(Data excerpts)
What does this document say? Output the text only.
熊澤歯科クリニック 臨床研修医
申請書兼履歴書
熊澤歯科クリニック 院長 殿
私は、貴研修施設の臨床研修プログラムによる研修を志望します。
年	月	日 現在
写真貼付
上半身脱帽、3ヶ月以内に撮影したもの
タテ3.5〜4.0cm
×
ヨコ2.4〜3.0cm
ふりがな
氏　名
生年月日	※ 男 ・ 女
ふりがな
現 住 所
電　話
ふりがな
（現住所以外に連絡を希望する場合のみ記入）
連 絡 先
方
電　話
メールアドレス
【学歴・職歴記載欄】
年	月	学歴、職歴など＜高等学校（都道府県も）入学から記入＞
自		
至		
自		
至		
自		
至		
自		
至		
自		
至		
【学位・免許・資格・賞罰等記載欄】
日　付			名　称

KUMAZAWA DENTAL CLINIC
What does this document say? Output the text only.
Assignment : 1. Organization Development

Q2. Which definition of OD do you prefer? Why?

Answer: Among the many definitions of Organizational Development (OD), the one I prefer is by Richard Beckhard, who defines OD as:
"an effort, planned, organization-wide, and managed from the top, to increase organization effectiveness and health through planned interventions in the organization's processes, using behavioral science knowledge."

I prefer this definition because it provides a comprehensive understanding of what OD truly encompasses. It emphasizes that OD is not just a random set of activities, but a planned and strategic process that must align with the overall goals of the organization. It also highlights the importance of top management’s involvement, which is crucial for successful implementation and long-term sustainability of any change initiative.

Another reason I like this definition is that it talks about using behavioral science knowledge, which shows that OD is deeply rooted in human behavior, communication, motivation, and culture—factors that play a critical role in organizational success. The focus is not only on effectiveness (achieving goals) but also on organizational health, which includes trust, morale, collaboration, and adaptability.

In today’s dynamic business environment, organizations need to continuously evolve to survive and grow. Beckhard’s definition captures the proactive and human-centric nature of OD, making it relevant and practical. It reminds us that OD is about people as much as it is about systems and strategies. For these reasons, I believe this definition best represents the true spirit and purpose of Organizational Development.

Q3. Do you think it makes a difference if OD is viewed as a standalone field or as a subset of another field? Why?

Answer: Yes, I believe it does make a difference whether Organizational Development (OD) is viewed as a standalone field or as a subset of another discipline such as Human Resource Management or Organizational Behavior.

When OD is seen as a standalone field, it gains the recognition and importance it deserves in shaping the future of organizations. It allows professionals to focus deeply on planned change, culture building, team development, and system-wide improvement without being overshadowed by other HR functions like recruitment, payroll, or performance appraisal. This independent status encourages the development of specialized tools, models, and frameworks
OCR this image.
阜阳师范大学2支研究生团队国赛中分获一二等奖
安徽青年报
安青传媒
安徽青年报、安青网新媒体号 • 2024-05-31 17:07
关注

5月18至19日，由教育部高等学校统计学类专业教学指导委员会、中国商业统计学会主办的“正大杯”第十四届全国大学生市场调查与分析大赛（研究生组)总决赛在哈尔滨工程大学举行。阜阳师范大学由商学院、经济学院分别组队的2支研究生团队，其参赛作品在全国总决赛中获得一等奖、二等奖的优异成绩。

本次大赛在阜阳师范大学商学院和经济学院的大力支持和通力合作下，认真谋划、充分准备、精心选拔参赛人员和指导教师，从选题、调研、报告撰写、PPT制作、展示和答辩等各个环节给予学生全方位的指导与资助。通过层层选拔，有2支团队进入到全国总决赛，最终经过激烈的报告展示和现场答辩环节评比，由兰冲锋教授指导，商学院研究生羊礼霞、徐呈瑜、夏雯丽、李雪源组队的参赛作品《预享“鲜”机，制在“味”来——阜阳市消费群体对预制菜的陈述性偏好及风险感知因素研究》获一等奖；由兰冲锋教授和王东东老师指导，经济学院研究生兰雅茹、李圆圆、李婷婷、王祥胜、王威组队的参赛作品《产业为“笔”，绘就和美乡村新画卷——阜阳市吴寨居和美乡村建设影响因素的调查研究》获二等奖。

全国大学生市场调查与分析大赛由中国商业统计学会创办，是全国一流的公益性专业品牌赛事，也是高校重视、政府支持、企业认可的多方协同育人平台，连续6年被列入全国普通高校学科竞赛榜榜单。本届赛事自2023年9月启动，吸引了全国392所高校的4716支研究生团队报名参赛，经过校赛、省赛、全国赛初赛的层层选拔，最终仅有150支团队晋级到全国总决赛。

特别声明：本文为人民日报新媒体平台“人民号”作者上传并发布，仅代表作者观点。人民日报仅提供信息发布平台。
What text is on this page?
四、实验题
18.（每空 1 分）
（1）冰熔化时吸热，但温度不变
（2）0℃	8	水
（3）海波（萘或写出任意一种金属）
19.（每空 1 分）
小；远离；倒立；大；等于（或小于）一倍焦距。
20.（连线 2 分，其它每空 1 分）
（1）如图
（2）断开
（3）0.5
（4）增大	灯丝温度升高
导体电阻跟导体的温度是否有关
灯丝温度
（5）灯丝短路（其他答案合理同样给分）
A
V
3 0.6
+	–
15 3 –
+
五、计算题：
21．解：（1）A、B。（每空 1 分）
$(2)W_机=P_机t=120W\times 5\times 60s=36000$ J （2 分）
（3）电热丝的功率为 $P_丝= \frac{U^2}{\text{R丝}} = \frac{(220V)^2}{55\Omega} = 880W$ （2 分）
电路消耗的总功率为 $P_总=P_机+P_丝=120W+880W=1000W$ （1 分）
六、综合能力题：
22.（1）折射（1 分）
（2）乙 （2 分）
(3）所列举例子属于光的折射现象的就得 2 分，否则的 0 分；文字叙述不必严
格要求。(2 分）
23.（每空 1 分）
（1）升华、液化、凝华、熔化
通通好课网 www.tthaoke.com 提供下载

→ GIVEN TASK:
All of the data needs to be reproduced exactly, with no line missing.

→ EXERCISE ANSWER:
What does this document say? Output the text only.
熊澤歯科クリニック 臨床研修医
申請書兼履歴書
熊澤歯科クリニック 院長 殿
私は、貴研修施設の臨床研修プログラムによる研修を志望します。
年	月	日 現在
写真貼付
上半身脱帽、3ヶ月以内に撮影したもの
タテ3.5〜4.0cm
×
ヨコ2.4〜3.0cm
ふりがな
氏　名
生年月日	※ 男 ・ 女
ふりがな
現 住 所
電　話
ふりがな
（現住所以外に連絡を希望する場合のみ記入）
連 絡 先
方
電　話
メールアドレス
【学歴・職歴記載欄】
年	月	学歴、職歴など＜高等学校（都道府県も）入学から記入＞
自		
至		
自		
至		
自		
至		
自		
至		
自		
至		
【学位・免許・資格・賞罰等記載欄】
日　付			名　称

KUMAZAWA DENTAL CLINIC
What does this document say? Output the text only.
Assignment : 1. Organization Development

Q2. Which definition of OD do you prefer? Why?

Answer: Among the many definitions of Organizational Development (OD), the one I prefer is by Richard Beckhard, who defines OD as:
"an effort, planned, organization-wide, and managed from the top, to increase organization effectiveness and health through planned interventions in the organization's processes, using behavioral science knowledge."

I prefer this definition because it provides a comprehensive understanding of what OD truly encompasses. It emphasizes that OD is not just a random set of activities, but a planned and strategic process that must align with the overall goals of the organization. It also highlights the importance of top management’s involvement, which is crucial for successful implementation and long-term sustainability of any change initiative.

Another reason I like this definition is that it talks about using behavioral science knowledge, which shows that OD is deeply rooted in human behavior, communication, motivation, and culture—factors that play a critical role in organizational success. The focus is not only on effectiveness (achieving goals) but also on organizational health, which includes trust, morale, collaboration, and adaptability.

In today’s dynamic business environment, organizations need to continuously evolve to survive and grow. Beckhard’s definition captures the proactive and human-centric nature of OD, making it relevant and practical. It reminds us that OD is about people as much as it is about systems and strategies. For these reasons, I believe this definition best represents the true spirit and purpose of Organizational Development.

Q3. Do you think it makes a difference if OD is viewed as a standalone field or as a subset of another field? Why?

Answer: Yes, I believe it does make a difference whether Organizational Development (OD) is viewed as a standalone field or as a subset of another discipline such as Human Resource Management or Organizational Behavior.

When OD is seen as a standalone field, it gains the recognition and importance it deserves in shaping the future of organizations. It allows professionals to focus deeply on planned change, culture building, team development, and system-wide improvement without being overshadowed by other HR functions like recruitment, payroll, or performance appraisal. This independent status encourages the development of specialized tools, models, and frameworks
OCR this image.
阜阳师范大学2支研究生团队国赛中分获一二等奖
安徽青年报
安青传媒
安徽青年报、安青网新媒体号 • 2024-05-31 17:07
关注

5月18至19日，由教育部高等学校统计学类专业教学指导委员会、中国商业统计学会主办的“正大杯”第十四届全国大学生市场调查与分析大赛（研究生组)总决赛在哈尔滨工程大学举行。阜阳师范大学由商学院、经济学院分别组队的2支研究生团队，其参赛作品在全国总决赛中获得一等奖、二等奖的优异成绩。

本次大赛在阜阳师范大学商学院和经济学院的大力支持和通力合作下，认真谋划、充分准备、精心选拔参赛人员和指导教师，从选题、调研、报告撰写、PPT制作、展示和答辩等各个环节给予学生全方位的指导与资助。通过层层选拔，有2支团队进入到全国总决赛，最终经过激烈的报告展示和现场答辩环节评比，由兰冲锋教授指导，商学院研究生羊礼霞、徐呈瑜、夏雯丽、李雪源组队的参赛作品《预享“鲜”机，制在“味”来——阜阳市消费群体对预制菜的陈述性偏好及风险感知因素研究》获一等奖；由兰冲锋教授和王东东老师指导，经济学院研究生兰雅茹、李圆圆、李婷婷、王祥胜、王威组队的参赛作品《产业为“笔”，绘就和美乡村新画卷——阜阳市吴寨居和美乡村建设影响因素的调查研究》获二等奖。

全国大学生市场调查与分析大赛由中国商业统计学会创办，是全国一流的公益性专业品牌赛事，也是高校重视、政府支持、企业认可的多方协同育人平台，连续6年被列入全国普通高校学科竞赛榜榜单。本届赛事自2023年9月启动，吸引了全国392所高校的4716支研究生团队报名参赛，经过校赛、省赛、全国赛初赛的层层选拔，最终仅有150支团队晋级到全国总决赛。

特别声明：本文为人民日报新媒体平台“人民号”作者上传并发布，仅代表作者观点。人民日报仅提供信息发布平台。
What text is on this page?
四、实验题
18.（每空 1 分）
（1）冰熔化时吸热，但温度不变
（2）0℃	8	水
（3）海波（萘或写出任意一种金属）
19.（每空 1 分）
小；远离；倒立；大；等于（或小于）一倍焦距。
20.（连线 2 分，其它每空 1 分）
（1）如图
（2）断开
（3）0.5
（4）增大	灯丝温度升高
导体电阻跟导体的温度是否有关
灯丝温度
（5）灯丝短路（其他答案合理同样给分）
A
V
3 0.6
+	–
15 3 –
+
五、计算题：
21．解：（1）A、B。（每空 1 分）
$(2)W_机=P_机t=120W\times 5\times 60s=36000$ J （2 分）
（3）电热丝的功率为 $P_丝= \frac{U^2}{\text{R丝}} = \frac{(220V)^2}{55\Omega} = 880W$ （2 分）
电路消耗的总功率为 $P_总=P_机+P_丝=120W+880W=1000W$ （1 分）
六、综合能力题：
22.（1）折射（1 分）
（2）乙 （2 分）
(3）所列举例子属于光的折射现象的就得 2 分，否则的 0 分；文字叙述不必严
格要求。(2 分）
23.（每空 1 分）
（1）升华、液化、凝华、熔化
通通好课网 www.tthaoke.com 提供下载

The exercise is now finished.